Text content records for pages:

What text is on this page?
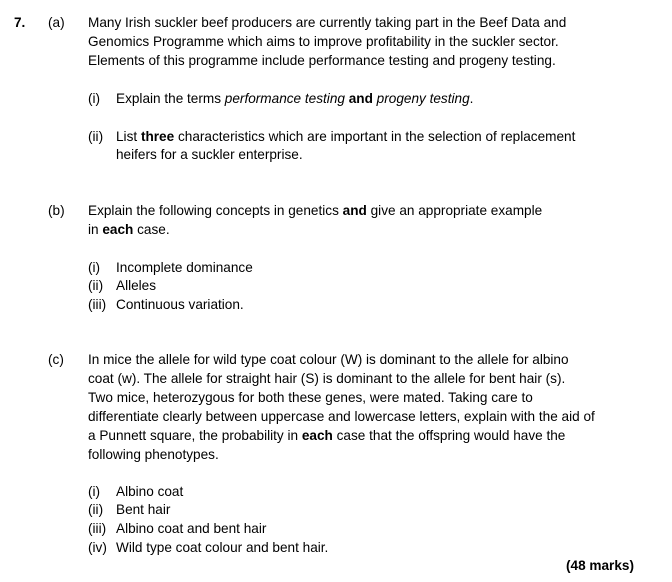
7. (a) Many Irish suckler beef producers are currently taking part in the Beef Data and
Genomics Programme which aims to improve profitability in the suckler sector.
Elements of this programme include performance testing and progeny testing.
(i) Explain the terms performance testing and progeny testing.
(ii) List three characteristics which are important in the selection of replacement
heifers for a suckler enterprise.
(b) Explain the following concepts in genetics and give an appropriate example
in each case.
(i) Incomplete dominance
(ii) Alleles
(iii) Continuous variation.
(c) In mice the allele for wild type coat colour (W) is dominant to the allele for albino
coat (w). The allele for straight hair (S) is dominant to the allele for bent hair (s).
Two mice, heterozygous for both these genes, were mated. Taking care to
differentiate clearly between uppercase and lowercase letters, explain with the aid of
a Punnett square, the probability in each case that the offspring would have the
following phenotypes.
(i) Albino coat
(ii) Bent hair
(iii) Albino coat and bent hair
(iv) Wild type coat colour and bent hair.
(48 marks)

#### [TASK ITEM]
Show every line from the entries above in which "testing" appears.

#### [FINISHED EXERCISE]
Elements of this programme include performance testing and progeny testing.
(i) Explain the terms performance testing and progeny testing.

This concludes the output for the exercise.